** Begin **

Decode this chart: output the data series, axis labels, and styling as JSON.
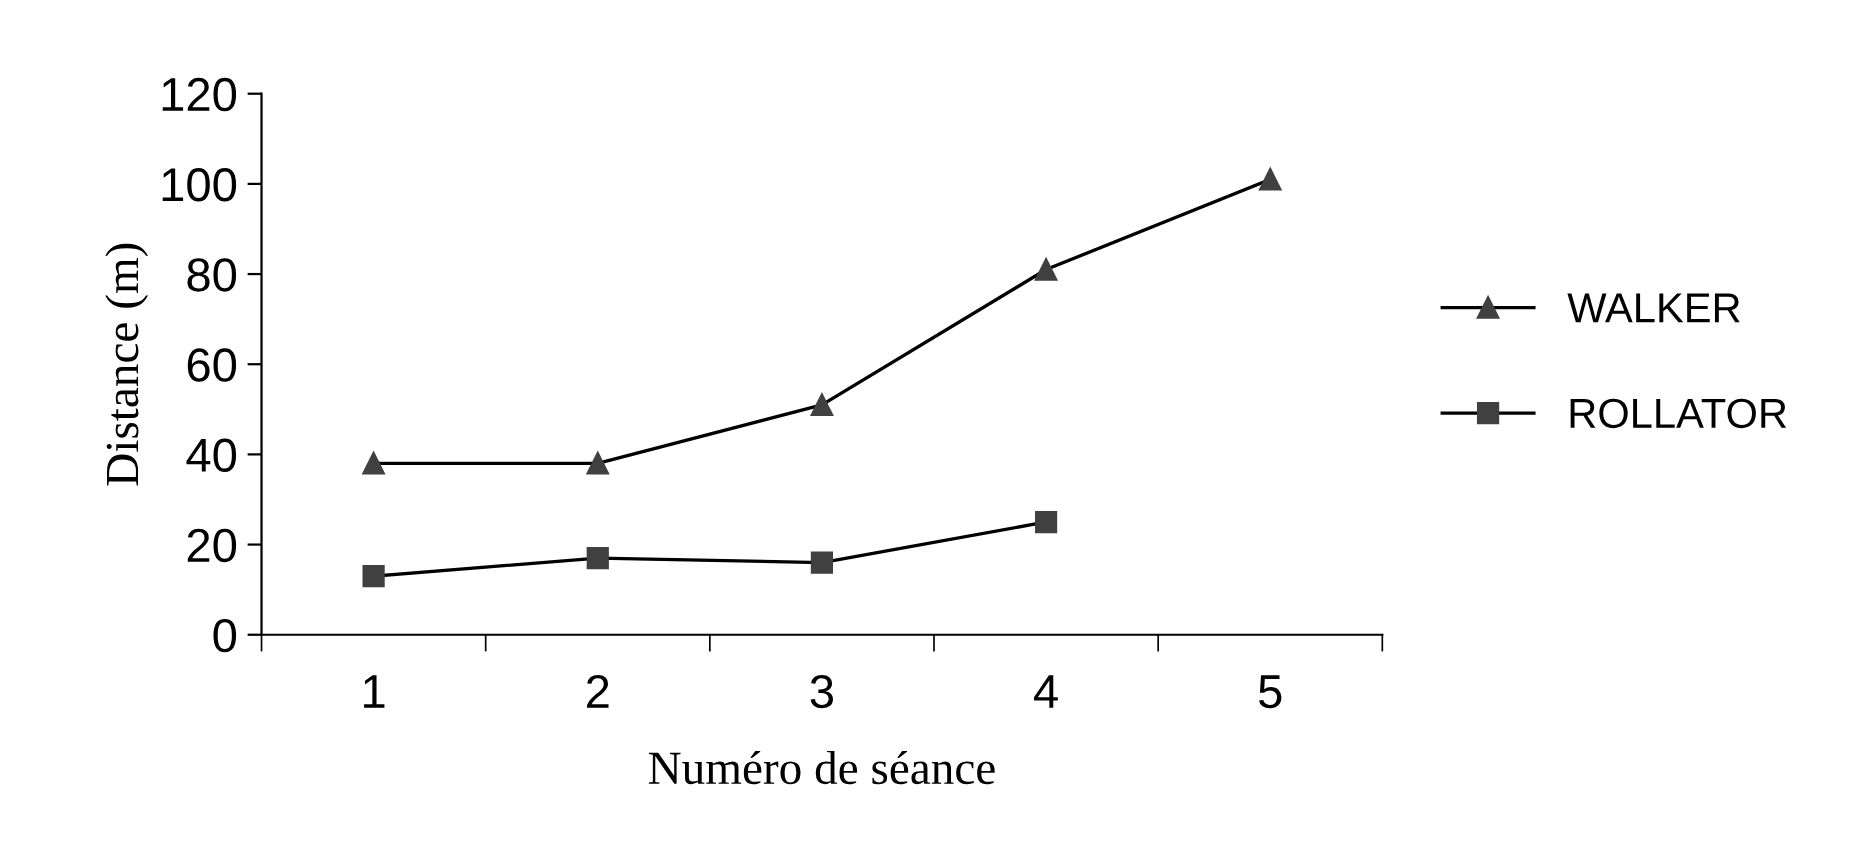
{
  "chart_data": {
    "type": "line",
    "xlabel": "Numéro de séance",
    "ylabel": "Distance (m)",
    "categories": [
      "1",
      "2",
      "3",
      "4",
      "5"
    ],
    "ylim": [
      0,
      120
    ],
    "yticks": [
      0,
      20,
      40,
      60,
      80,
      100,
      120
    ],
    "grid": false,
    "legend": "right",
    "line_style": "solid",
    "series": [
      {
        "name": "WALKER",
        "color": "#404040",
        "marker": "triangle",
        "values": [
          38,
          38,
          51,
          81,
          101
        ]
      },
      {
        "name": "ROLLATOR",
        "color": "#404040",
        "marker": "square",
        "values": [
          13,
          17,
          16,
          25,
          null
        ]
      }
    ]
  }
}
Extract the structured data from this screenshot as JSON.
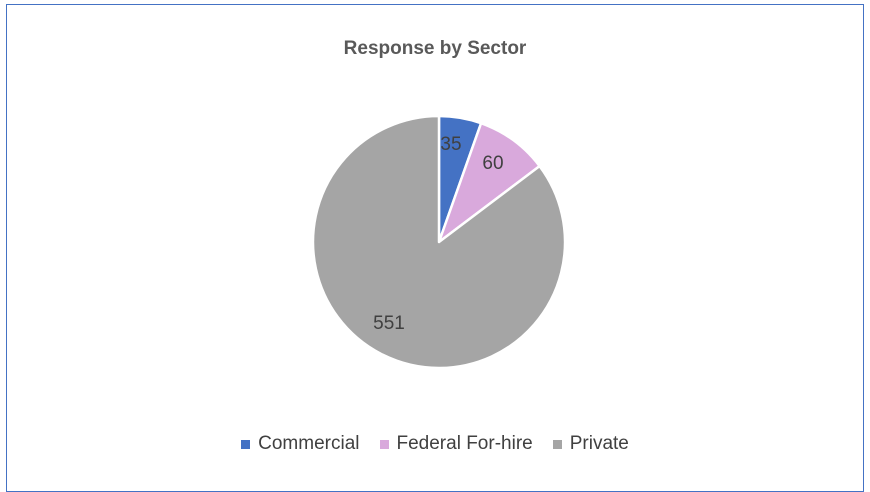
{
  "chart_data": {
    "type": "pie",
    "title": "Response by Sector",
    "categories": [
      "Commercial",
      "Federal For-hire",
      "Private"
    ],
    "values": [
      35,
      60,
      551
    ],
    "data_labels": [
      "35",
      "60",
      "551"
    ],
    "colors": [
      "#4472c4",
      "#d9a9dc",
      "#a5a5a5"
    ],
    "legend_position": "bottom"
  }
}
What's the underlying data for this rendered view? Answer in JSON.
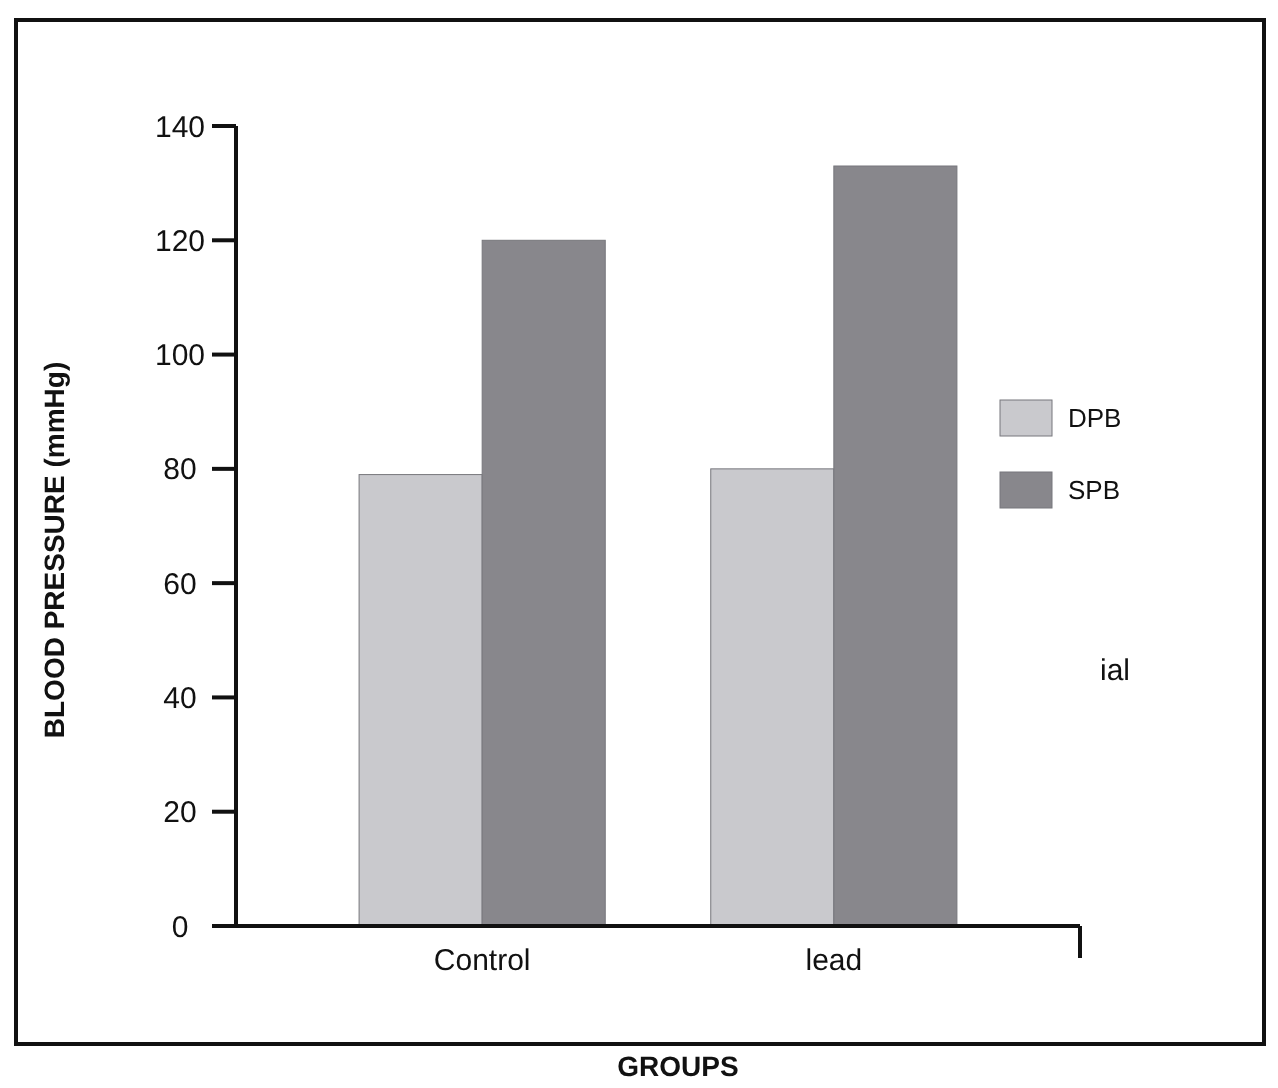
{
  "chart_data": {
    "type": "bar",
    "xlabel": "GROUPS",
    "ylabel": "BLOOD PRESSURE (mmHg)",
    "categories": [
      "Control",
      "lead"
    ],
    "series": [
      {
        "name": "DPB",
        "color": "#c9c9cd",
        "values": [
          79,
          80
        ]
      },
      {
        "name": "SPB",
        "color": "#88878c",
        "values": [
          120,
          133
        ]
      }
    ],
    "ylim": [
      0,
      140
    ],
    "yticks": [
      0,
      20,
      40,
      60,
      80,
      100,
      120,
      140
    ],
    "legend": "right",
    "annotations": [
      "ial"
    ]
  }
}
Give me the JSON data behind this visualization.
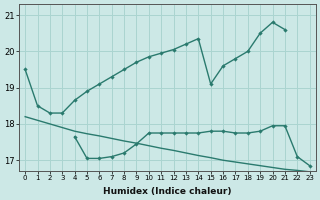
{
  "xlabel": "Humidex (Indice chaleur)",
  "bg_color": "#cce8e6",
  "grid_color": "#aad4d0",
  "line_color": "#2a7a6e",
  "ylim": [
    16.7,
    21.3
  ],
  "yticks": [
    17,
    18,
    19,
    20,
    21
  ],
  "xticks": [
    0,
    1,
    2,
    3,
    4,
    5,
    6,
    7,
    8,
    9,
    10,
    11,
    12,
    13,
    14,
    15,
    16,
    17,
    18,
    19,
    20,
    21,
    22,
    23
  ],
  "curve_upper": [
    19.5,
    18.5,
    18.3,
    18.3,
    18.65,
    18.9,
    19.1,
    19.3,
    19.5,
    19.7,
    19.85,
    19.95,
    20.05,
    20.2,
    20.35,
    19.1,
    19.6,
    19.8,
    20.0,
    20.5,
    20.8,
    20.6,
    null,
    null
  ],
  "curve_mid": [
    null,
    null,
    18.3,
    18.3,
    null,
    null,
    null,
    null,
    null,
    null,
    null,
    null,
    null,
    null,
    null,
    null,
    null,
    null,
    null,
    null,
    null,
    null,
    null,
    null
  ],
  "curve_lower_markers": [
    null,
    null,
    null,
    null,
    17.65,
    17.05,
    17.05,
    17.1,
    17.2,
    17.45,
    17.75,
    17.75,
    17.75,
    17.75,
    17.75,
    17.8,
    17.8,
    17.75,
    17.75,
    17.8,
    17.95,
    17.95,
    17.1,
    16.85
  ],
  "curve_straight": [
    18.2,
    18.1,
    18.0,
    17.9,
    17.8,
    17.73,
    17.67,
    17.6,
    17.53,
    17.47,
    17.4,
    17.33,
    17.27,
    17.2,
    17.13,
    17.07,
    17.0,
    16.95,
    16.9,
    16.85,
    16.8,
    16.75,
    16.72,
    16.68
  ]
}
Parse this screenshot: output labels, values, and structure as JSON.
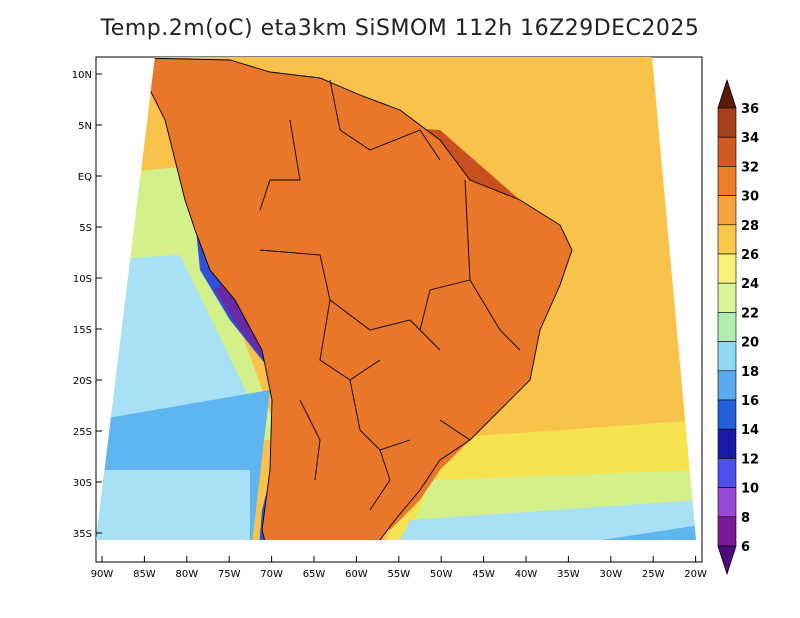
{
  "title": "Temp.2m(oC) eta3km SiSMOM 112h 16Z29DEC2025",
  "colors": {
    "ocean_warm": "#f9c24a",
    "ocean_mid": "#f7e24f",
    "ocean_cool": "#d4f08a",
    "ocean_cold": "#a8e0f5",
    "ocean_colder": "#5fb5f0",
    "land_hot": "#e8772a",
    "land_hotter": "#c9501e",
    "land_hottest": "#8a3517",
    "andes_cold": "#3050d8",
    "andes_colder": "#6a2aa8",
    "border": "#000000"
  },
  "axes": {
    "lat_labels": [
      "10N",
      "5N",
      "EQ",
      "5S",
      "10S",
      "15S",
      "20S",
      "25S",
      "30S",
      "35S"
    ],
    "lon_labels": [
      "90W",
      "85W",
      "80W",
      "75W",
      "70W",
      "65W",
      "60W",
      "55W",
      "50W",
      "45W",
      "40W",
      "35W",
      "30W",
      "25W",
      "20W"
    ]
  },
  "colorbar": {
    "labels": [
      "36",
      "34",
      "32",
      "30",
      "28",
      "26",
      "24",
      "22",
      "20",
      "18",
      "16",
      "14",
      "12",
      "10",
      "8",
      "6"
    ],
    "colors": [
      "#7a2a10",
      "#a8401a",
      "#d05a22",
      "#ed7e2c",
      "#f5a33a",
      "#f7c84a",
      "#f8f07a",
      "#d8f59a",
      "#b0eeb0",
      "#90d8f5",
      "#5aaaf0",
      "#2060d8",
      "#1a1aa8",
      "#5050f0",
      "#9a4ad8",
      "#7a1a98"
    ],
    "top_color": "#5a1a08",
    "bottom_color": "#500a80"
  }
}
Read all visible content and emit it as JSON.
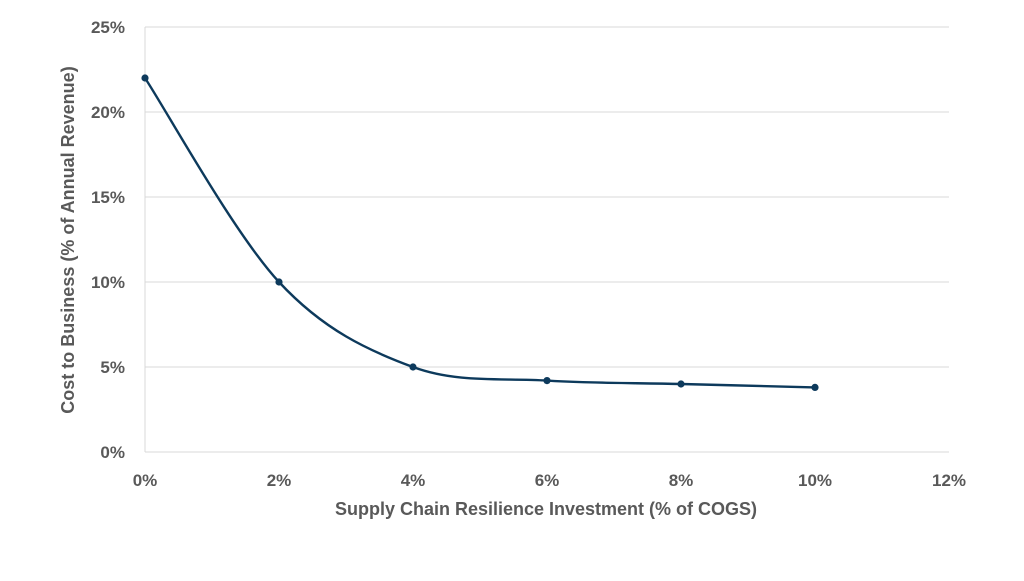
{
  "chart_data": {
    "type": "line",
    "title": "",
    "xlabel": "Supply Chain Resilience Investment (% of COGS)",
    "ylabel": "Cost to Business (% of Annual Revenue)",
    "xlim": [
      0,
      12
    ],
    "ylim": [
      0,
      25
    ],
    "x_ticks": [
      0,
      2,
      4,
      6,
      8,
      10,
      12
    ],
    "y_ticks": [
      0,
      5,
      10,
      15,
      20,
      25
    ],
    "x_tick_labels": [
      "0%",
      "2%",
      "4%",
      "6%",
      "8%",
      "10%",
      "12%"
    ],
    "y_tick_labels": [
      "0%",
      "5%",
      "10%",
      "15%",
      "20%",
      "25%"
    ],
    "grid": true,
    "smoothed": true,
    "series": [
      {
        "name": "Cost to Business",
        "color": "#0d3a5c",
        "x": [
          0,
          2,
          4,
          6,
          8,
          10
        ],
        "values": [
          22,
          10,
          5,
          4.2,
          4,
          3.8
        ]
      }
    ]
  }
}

** End **

Directions: Write out every record above exactly as it stands, but leave out the pictures.

Solution:
Decode this chart: output the data series, axis labels, and styling as JSON.
{
  "chart_data": {
    "type": "line",
    "xlabel": "Numéro de séance",
    "ylabel": "Distance (m)",
    "categories": [
      "1",
      "2",
      "3",
      "4",
      "5"
    ],
    "ylim": [
      0,
      120
    ],
    "yticks": [
      0,
      20,
      40,
      60,
      80,
      100,
      120
    ],
    "grid": false,
    "legend": "right",
    "line_style": "solid",
    "series": [
      {
        "name": "WALKER",
        "color": "#404040",
        "marker": "triangle",
        "values": [
          38,
          38,
          51,
          81,
          101
        ]
      },
      {
        "name": "ROLLATOR",
        "color": "#404040",
        "marker": "square",
        "values": [
          13,
          17,
          16,
          25,
          null
        ]
      }
    ]
  }
}
Extract the structured data from this screenshot as JSON.
{
  "chart_data": {
    "type": "pie",
    "title": "Response by Sector",
    "categories": [
      "Commercial",
      "Federal For-hire",
      "Private"
    ],
    "values": [
      35,
      60,
      551
    ],
    "data_labels": [
      "35",
      "60",
      "551"
    ],
    "colors": [
      "#4472c4",
      "#d9a9dc",
      "#a5a5a5"
    ],
    "legend_position": "bottom"
  }
}
What's the underlying data for this rendered view? Answer in JSON.
{
  "chart_data": {
    "type": "bar",
    "xlabel": "GROUPS",
    "ylabel": "BLOOD PRESSURE (mmHg)",
    "categories": [
      "Control",
      "lead"
    ],
    "series": [
      {
        "name": "DPB",
        "color": "#c9c9cd",
        "values": [
          79,
          80
        ]
      },
      {
        "name": "SPB",
        "color": "#88878c",
        "values": [
          120,
          133
        ]
      }
    ],
    "ylim": [
      0,
      140
    ],
    "yticks": [
      0,
      20,
      40,
      60,
      80,
      100,
      120,
      140
    ],
    "legend": "right",
    "annotations": [
      "ial"
    ]
  }
}
Give me the JSON data behind this visualization.
{
  "xlabel": "Humidex (Indice chaleur)",
  "bg_color": "#cce8e6",
  "grid_color": "#aad4d0",
  "line_color": "#2a7a6e",
  "ylim": [
    16.7,
    21.3
  ],
  "yticks": [
    17,
    18,
    19,
    20,
    21
  ],
  "xticks": [
    0,
    1,
    2,
    3,
    4,
    5,
    6,
    7,
    8,
    9,
    10,
    11,
    12,
    13,
    14,
    15,
    16,
    17,
    18,
    19,
    20,
    21,
    22,
    23
  ],
  "curve_upper": [
    19.5,
    18.5,
    18.3,
    18.3,
    18.65,
    18.9,
    19.1,
    19.3,
    19.5,
    19.7,
    19.85,
    19.95,
    20.05,
    20.2,
    20.35,
    19.1,
    19.6,
    19.8,
    20.0,
    20.5,
    20.8,
    20.6,
    null,
    null
  ],
  "curve_mid": [
    null,
    null,
    18.3,
    18.3,
    null,
    null,
    null,
    null,
    null,
    null,
    null,
    null,
    null,
    null,
    null,
    null,
    null,
    null,
    null,
    null,
    null,
    null,
    null,
    null
  ],
  "curve_lower_markers": [
    null,
    null,
    null,
    null,
    17.65,
    17.05,
    17.05,
    17.1,
    17.2,
    17.45,
    17.75,
    17.75,
    17.75,
    17.75,
    17.75,
    17.8,
    17.8,
    17.75,
    17.75,
    17.8,
    17.95,
    17.95,
    17.1,
    16.85
  ],
  "curve_straight": [
    18.2,
    18.1,
    18.0,
    17.9,
    17.8,
    17.73,
    17.67,
    17.6,
    17.53,
    17.47,
    17.4,
    17.33,
    17.27,
    17.2,
    17.13,
    17.07,
    17.0,
    16.95,
    16.9,
    16.85,
    16.8,
    16.75,
    16.72,
    16.68
  ]
}
Parse this screenshot: output labels, values, and structure as JSON.
{
  "title": "Temp.2m(oC) eta3km SiSMOM 112h 16Z29DEC2025",
  "colors": {
    "ocean_warm": "#f9c24a",
    "ocean_mid": "#f7e24f",
    "ocean_cool": "#d4f08a",
    "ocean_cold": "#a8e0f5",
    "ocean_colder": "#5fb5f0",
    "land_hot": "#e8772a",
    "land_hotter": "#c9501e",
    "land_hottest": "#8a3517",
    "andes_cold": "#3050d8",
    "andes_colder": "#6a2aa8",
    "border": "#000000"
  },
  "axes": {
    "lat_labels": [
      "10N",
      "5N",
      "EQ",
      "5S",
      "10S",
      "15S",
      "20S",
      "25S",
      "30S",
      "35S"
    ],
    "lon_labels": [
      "90W",
      "85W",
      "80W",
      "75W",
      "70W",
      "65W",
      "60W",
      "55W",
      "50W",
      "45W",
      "40W",
      "35W",
      "30W",
      "25W",
      "20W"
    ]
  },
  "colorbar": {
    "labels": [
      "36",
      "34",
      "32",
      "30",
      "28",
      "26",
      "24",
      "22",
      "20",
      "18",
      "16",
      "14",
      "12",
      "10",
      "8",
      "6"
    ],
    "colors": [
      "#7a2a10",
      "#a8401a",
      "#d05a22",
      "#ed7e2c",
      "#f5a33a",
      "#f7c84a",
      "#f8f07a",
      "#d8f59a",
      "#b0eeb0",
      "#90d8f5",
      "#5aaaf0",
      "#2060d8",
      "#1a1aa8",
      "#5050f0",
      "#9a4ad8",
      "#7a1a98"
    ],
    "top_color": "#5a1a08",
    "bottom_color": "#500a80"
  }
}
Read all visible content and emit it as JSON.
{
  "chart_data": {
    "type": "line",
    "title": "",
    "xlabel": "Supply Chain Resilience Investment (% of COGS)",
    "ylabel": "Cost to Business (% of Annual Revenue)",
    "xlim": [
      0,
      12
    ],
    "ylim": [
      0,
      25
    ],
    "x_ticks": [
      0,
      2,
      4,
      6,
      8,
      10,
      12
    ],
    "y_ticks": [
      0,
      5,
      10,
      15,
      20,
      25
    ],
    "x_tick_labels": [
      "0%",
      "2%",
      "4%",
      "6%",
      "8%",
      "10%",
      "12%"
    ],
    "y_tick_labels": [
      "0%",
      "5%",
      "10%",
      "15%",
      "20%",
      "25%"
    ],
    "grid": true,
    "smoothed": true,
    "series": [
      {
        "name": "Cost to Business",
        "color": "#0d3a5c",
        "x": [
          0,
          2,
          4,
          6,
          8,
          10
        ],
        "values": [
          22,
          10,
          5,
          4.2,
          4,
          3.8
        ]
      }
    ]
  }
}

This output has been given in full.